* WHAT IS ASKED:
Set down all of the data that follows word for word, without the images.

* SUPPLIED MATERIAL:
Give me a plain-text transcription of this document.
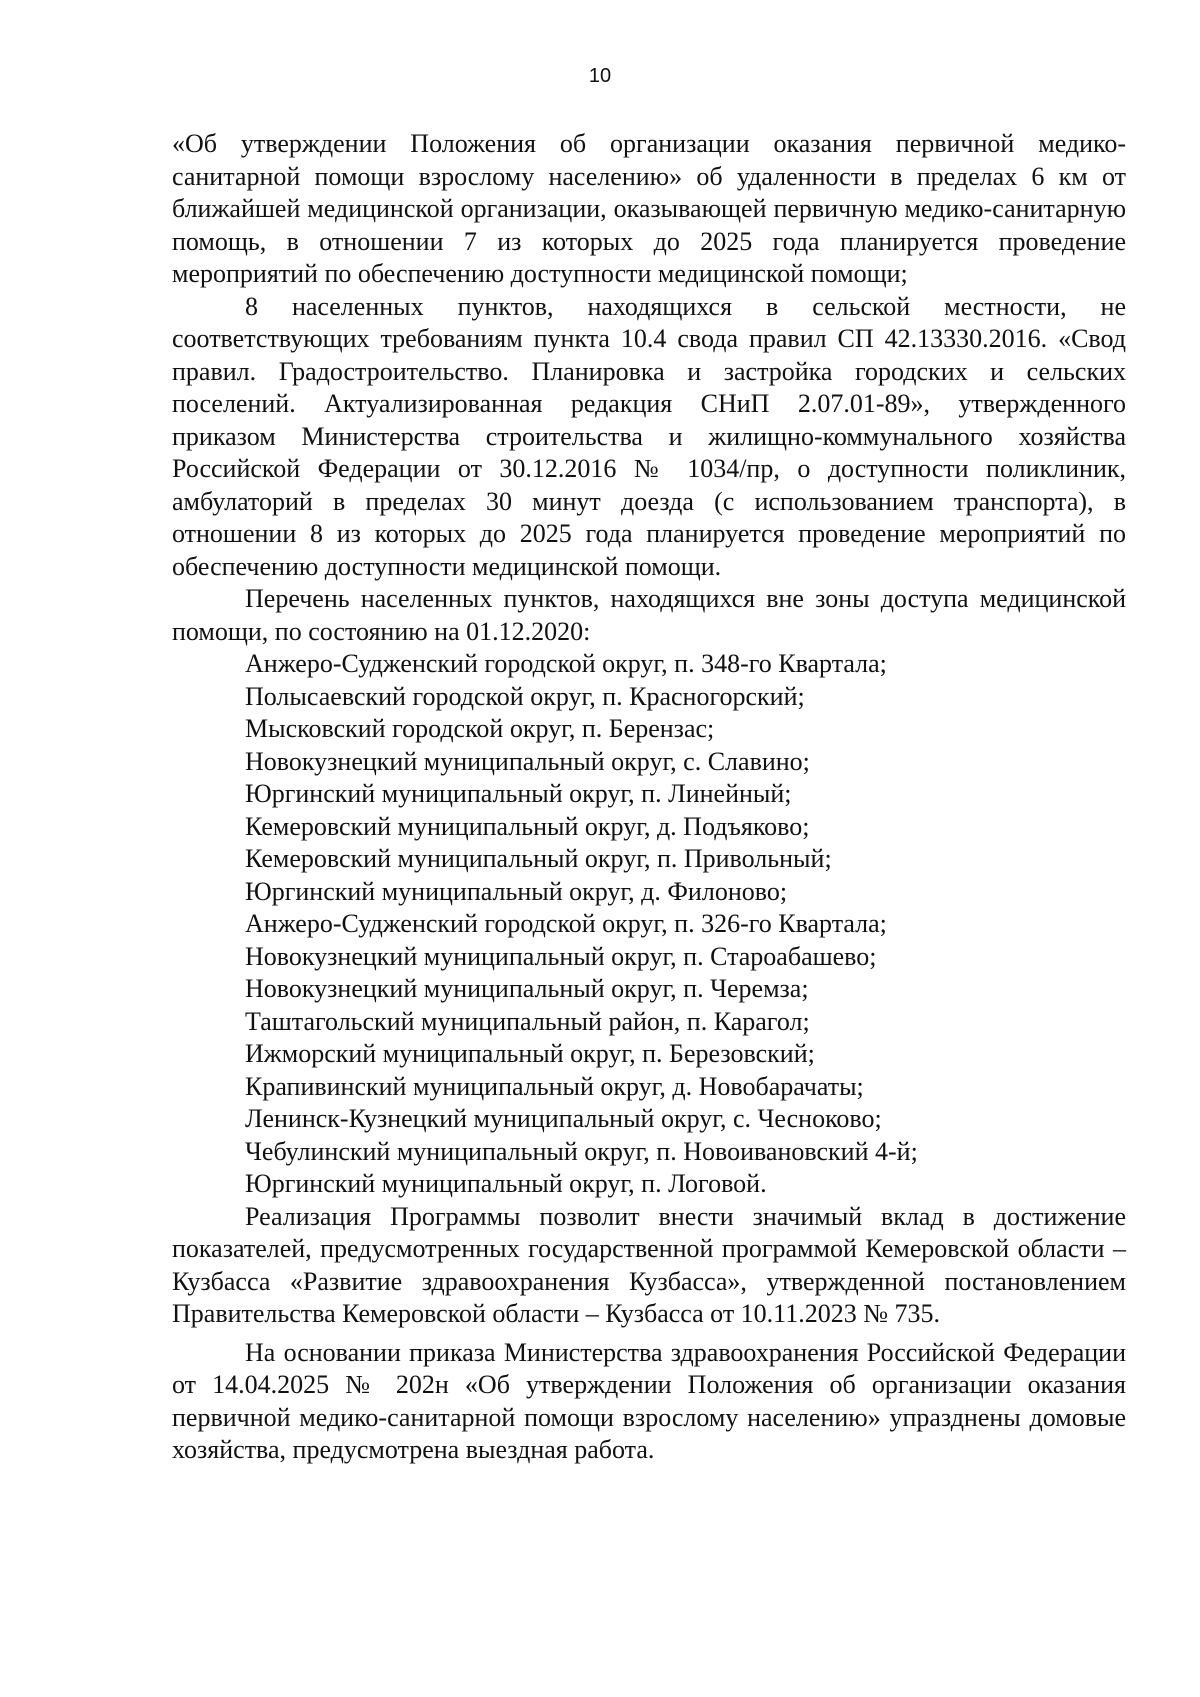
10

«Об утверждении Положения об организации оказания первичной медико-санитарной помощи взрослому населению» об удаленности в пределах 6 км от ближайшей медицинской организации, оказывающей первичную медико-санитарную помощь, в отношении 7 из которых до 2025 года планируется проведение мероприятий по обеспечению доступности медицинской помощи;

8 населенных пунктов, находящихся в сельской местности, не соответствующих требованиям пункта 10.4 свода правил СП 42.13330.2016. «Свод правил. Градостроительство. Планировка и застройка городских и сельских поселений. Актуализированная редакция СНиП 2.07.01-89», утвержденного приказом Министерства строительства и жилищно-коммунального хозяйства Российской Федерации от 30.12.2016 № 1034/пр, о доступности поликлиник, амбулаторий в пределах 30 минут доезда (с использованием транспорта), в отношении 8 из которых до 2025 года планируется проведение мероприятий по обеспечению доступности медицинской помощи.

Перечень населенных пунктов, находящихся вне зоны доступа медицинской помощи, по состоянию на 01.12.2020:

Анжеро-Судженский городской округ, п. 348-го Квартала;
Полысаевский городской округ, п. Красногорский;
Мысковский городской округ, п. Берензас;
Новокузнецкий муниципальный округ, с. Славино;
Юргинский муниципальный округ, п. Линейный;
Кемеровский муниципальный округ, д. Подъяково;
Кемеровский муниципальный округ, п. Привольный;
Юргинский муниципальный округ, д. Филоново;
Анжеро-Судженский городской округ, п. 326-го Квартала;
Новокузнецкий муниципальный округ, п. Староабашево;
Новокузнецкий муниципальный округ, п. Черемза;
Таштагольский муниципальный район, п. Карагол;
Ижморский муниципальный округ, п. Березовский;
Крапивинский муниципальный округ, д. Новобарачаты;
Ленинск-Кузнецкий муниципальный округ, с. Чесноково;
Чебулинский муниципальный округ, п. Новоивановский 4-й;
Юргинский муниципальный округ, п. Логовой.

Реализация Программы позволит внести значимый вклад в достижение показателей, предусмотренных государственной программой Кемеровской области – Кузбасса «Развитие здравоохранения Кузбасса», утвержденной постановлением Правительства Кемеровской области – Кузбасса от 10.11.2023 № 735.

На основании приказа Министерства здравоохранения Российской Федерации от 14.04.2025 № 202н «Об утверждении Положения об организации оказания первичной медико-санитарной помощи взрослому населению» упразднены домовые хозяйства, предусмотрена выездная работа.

* ANSWER TO THIS EXERCISE:
Give me a plain-text transcription of this document.
10

«Об утверждении Положения об организации оказания первичной медико-санитарной помощи взрослому населению» об удаленности в пределах 6 км от ближайшей медицинской организации, оказывающей первичную медико-санитарную помощь, в отношении 7 из которых до 2025 года планируется проведение мероприятий по обеспечению доступности медицинской помощи;

8 населенных пунктов, находящихся в сельской местности, не соответствующих требованиям пункта 10.4 свода правил СП 42.13330.2016. «Свод правил. Градостроительство. Планировка и застройка городских и сельских поселений. Актуализированная редакция СНиП 2.07.01-89», утвержденного приказом Министерства строительства и жилищно-коммунального хозяйства Российской Федерации от 30.12.2016 № 1034/пр, о доступности поликлиник, амбулаторий в пределах 30 минут доезда (с использованием транспорта), в отношении 8 из которых до 2025 года планируется проведение мероприятий по обеспечению доступности медицинской помощи.

Перечень населенных пунктов, находящихся вне зоны доступа медицинской помощи, по состоянию на 01.12.2020:

Анжеро-Судженский городской округ, п. 348-го Квартала;
Полысаевский городской округ, п. Красногорский;
Мысковский городской округ, п. Берензас;
Новокузнецкий муниципальный округ, с. Славино;
Юргинский муниципальный округ, п. Линейный;
Кемеровский муниципальный округ, д. Подъяково;
Кемеровский муниципальный округ, п. Привольный;
Юргинский муниципальный округ, д. Филоново;
Анжеро-Судженский городской округ, п. 326-го Квартала;
Новокузнецкий муниципальный округ, п. Староабашево;
Новокузнецкий муниципальный округ, п. Черемза;
Таштагольский муниципальный район, п. Карагол;
Ижморский муниципальный округ, п. Березовский;
Крапивинский муниципальный округ, д. Новобарачаты;
Ленинск-Кузнецкий муниципальный округ, с. Чесноково;
Чебулинский муниципальный округ, п. Новоивановский 4-й;
Юргинский муниципальный округ, п. Логовой.

Реализация Программы позволит внести значимый вклад в достижение показателей, предусмотренных государственной программой Кемеровской области – Кузбасса «Развитие здравоохранения Кузбасса», утвержденной постановлением Правительства Кемеровской области – Кузбасса от 10.11.2023 № 735.

На основании приказа Министерства здравоохранения Российской Федерации от 14.04.2025 № 202н «Об утверждении Положения об организации оказания первичной медико-санитарной помощи взрослому населению» упразднены домовые хозяйства, предусмотрена выездная работа.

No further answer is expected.